What to work on. Exactly reproduce each entry, leaving out nothing.

Listed records.
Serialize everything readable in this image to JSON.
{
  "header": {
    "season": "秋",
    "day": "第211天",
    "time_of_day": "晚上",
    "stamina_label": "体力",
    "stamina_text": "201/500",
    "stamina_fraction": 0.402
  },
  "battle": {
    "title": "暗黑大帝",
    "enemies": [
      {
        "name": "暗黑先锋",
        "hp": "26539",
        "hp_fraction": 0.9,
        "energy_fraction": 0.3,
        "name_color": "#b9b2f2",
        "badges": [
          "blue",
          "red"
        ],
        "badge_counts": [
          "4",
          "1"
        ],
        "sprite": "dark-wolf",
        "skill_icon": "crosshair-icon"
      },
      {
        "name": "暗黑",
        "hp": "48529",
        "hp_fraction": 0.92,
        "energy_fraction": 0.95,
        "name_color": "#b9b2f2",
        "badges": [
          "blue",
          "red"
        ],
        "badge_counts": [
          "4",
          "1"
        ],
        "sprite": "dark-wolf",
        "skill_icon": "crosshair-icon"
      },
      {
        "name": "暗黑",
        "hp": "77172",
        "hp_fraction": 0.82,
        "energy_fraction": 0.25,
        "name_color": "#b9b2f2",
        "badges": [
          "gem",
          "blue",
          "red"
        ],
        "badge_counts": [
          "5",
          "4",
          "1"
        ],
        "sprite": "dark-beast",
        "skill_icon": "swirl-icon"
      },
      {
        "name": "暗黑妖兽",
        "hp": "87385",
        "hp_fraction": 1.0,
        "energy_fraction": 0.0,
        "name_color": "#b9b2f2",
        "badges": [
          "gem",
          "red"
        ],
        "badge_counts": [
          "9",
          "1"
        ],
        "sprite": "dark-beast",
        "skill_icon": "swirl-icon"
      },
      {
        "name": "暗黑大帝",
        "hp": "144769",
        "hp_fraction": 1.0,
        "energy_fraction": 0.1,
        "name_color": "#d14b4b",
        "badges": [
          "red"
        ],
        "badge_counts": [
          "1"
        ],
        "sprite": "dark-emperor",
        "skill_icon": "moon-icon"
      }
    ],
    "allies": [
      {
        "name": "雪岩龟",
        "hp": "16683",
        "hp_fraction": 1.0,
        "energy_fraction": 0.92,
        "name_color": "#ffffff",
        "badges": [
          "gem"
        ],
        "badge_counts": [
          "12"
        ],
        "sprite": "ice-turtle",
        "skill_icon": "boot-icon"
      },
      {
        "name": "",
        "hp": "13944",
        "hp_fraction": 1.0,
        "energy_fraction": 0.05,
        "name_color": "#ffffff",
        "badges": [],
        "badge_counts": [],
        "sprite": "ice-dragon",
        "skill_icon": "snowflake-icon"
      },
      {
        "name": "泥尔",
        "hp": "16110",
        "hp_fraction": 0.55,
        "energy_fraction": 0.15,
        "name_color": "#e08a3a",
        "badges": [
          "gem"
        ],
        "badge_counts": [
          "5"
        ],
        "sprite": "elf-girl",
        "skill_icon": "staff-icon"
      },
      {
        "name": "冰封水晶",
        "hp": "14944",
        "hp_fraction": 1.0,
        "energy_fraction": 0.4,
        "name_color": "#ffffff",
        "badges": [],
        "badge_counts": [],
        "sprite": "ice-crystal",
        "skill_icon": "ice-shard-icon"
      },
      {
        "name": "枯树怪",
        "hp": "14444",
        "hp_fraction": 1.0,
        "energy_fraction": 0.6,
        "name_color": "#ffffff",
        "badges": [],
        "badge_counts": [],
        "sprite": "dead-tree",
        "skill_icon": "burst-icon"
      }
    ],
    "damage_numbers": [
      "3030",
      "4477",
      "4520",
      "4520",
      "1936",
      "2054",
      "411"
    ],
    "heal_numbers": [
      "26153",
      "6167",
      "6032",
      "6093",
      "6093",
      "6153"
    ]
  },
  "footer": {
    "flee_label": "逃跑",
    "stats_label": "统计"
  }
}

Solution to this problem.
Serialize everything readable in this image to JSON.
{
  "header": {
    "season": "秋",
    "day": "第211天",
    "time_of_day": "晚上",
    "stamina_label": "体力",
    "stamina_text": "201/500",
    "stamina_fraction": 0.402
  },
  "battle": {
    "title": "暗黑大帝",
    "enemies": [
      {
        "name": "暗黑先锋",
        "hp": "26539",
        "hp_fraction": 0.9,
        "energy_fraction": 0.3,
        "name_color": "#b9b2f2",
        "badges": [
          "blue",
          "red"
        ],
        "badge_counts": [
          "4",
          "1"
        ],
        "sprite": "dark-wolf",
        "skill_icon": "crosshair-icon"
      },
      {
        "name": "暗黑",
        "hp": "48529",
        "hp_fraction": 0.92,
        "energy_fraction": 0.95,
        "name_color": "#b9b2f2",
        "badges": [
          "blue",
          "red"
        ],
        "badge_counts": [
          "4",
          "1"
        ],
        "sprite": "dark-wolf",
        "skill_icon": "crosshair-icon"
      },
      {
        "name": "暗黑",
        "hp": "77172",
        "hp_fraction": 0.82,
        "energy_fraction": 0.25,
        "name_color": "#b9b2f2",
        "badges": [
          "gem",
          "blue",
          "red"
        ],
        "badge_counts": [
          "5",
          "4",
          "1"
        ],
        "sprite": "dark-beast",
        "skill_icon": "swirl-icon"
      },
      {
        "name": "暗黑妖兽",
        "hp": "87385",
        "hp_fraction": 1.0,
        "energy_fraction": 0.0,
        "name_color": "#b9b2f2",
        "badges": [
          "gem",
          "red"
        ],
        "badge_counts": [
          "9",
          "1"
        ],
        "sprite": "dark-beast",
        "skill_icon": "swirl-icon"
      },
      {
        "name": "暗黑大帝",
        "hp": "144769",
        "hp_fraction": 1.0,
        "energy_fraction": 0.1,
        "name_color": "#d14b4b",
        "badges": [
          "red"
        ],
        "badge_counts": [
          "1"
        ],
        "sprite": "dark-emperor",
        "skill_icon": "moon-icon"
      }
    ],
    "allies": [
      {
        "name": "雪岩龟",
        "hp": "16683",
        "hp_fraction": 1.0,
        "energy_fraction": 0.92,
        "name_color": "#ffffff",
        "badges": [
          "gem"
        ],
        "badge_counts": [
          "12"
        ],
        "sprite": "ice-turtle",
        "skill_icon": "boot-icon"
      },
      {
        "name": "",
        "hp": "13944",
        "hp_fraction": 1.0,
        "energy_fraction": 0.05,
        "name_color": "#ffffff",
        "badges": [],
        "badge_counts": [],
        "sprite": "ice-dragon",
        "skill_icon": "snowflake-icon"
      },
      {
        "name": "泥尔",
        "hp": "16110",
        "hp_fraction": 0.55,
        "energy_fraction": 0.15,
        "name_color": "#e08a3a",
        "badges": [
          "gem"
        ],
        "badge_counts": [
          "5"
        ],
        "sprite": "elf-girl",
        "skill_icon": "staff-icon"
      },
      {
        "name": "冰封水晶",
        "hp": "14944",
        "hp_fraction": 1.0,
        "energy_fraction": 0.4,
        "name_color": "#ffffff",
        "badges": [],
        "badge_counts": [],
        "sprite": "ice-crystal",
        "skill_icon": "ice-shard-icon"
      },
      {
        "name": "枯树怪",
        "hp": "14444",
        "hp_fraction": 1.0,
        "energy_fraction": 0.6,
        "name_color": "#ffffff",
        "badges": [],
        "badge_counts": [],
        "sprite": "dead-tree",
        "skill_icon": "burst-icon"
      }
    ],
    "damage_numbers": [
      "3030",
      "4477",
      "4520",
      "4520",
      "1936",
      "2054",
      "411"
    ],
    "heal_numbers": [
      "26153",
      "6167",
      "6032",
      "6093",
      "6093",
      "6153"
    ]
  },
  "footer": {
    "flee_label": "逃跑",
    "stats_label": "统计"
  }
}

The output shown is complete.